## What to work on
Look through the data below and report how many lines include "Variable". Only the number should be given.
— START OF Extracted material —
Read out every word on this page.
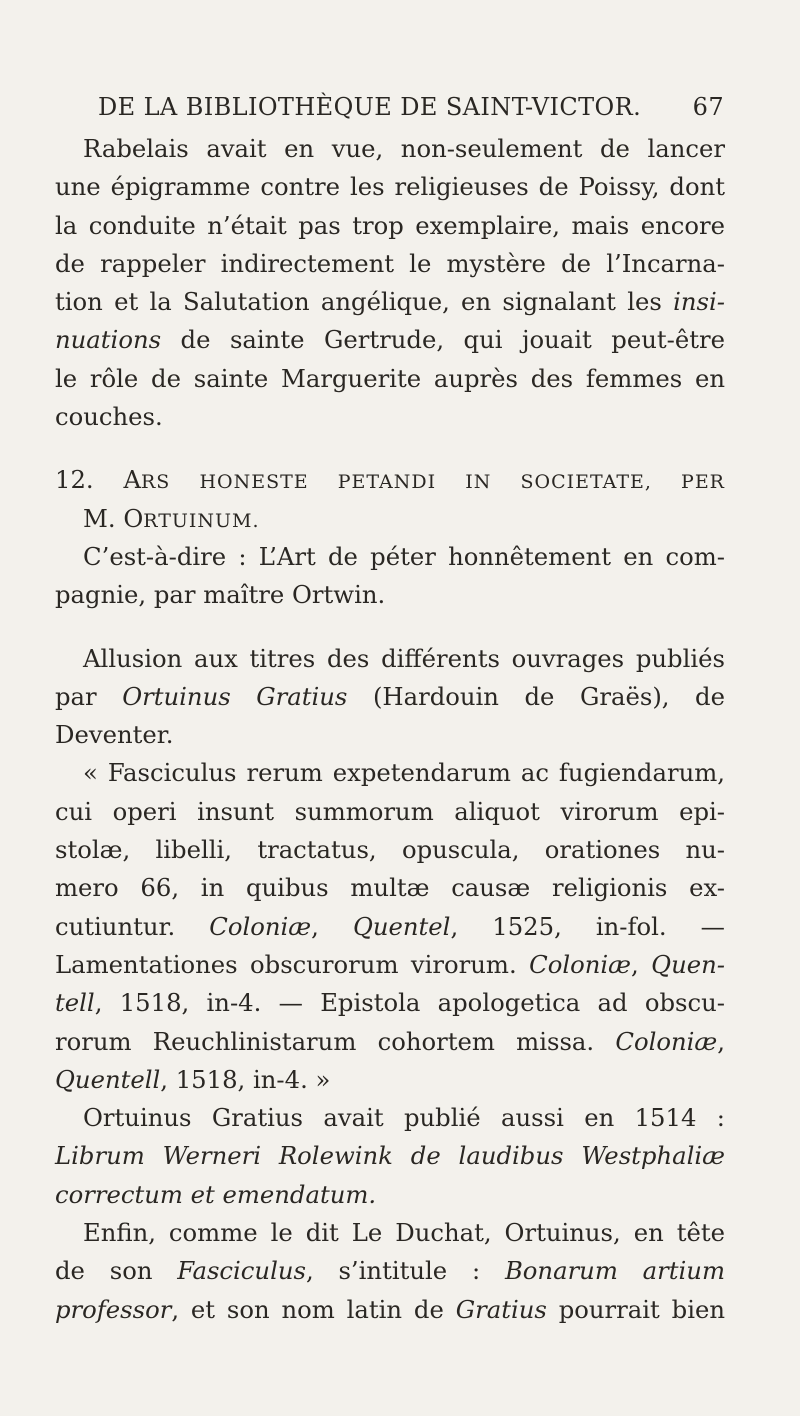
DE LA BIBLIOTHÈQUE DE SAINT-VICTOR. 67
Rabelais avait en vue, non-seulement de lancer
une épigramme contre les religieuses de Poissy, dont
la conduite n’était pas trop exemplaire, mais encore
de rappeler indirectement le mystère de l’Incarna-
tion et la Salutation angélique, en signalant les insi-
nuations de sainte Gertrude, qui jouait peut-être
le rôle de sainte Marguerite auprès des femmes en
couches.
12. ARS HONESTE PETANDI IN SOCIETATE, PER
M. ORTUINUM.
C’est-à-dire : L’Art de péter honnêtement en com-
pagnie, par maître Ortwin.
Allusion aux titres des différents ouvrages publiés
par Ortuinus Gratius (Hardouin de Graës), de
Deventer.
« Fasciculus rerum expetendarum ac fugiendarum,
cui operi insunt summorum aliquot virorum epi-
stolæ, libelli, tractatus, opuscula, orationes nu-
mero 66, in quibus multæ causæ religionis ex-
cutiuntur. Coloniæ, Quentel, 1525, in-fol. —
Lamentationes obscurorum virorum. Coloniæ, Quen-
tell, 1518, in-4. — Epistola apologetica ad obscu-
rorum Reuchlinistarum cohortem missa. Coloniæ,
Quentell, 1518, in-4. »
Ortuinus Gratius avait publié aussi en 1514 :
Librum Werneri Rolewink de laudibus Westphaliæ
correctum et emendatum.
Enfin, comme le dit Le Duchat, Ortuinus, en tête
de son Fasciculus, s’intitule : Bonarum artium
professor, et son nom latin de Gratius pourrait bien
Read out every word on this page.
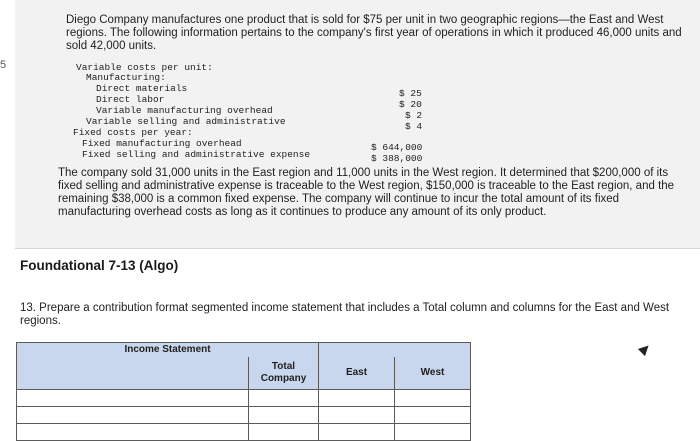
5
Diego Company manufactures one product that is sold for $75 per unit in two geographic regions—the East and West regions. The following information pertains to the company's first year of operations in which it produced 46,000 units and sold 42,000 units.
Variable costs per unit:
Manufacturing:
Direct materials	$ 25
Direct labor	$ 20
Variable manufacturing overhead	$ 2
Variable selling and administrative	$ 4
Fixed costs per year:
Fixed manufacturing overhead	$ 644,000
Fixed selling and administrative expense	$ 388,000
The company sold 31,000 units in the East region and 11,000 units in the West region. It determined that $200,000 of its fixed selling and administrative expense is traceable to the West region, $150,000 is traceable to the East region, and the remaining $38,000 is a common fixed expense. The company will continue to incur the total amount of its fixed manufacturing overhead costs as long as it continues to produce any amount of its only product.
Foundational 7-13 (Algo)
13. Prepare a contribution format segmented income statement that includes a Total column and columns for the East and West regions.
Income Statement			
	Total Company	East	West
— END OF Extracted material —
## Answer to the task
3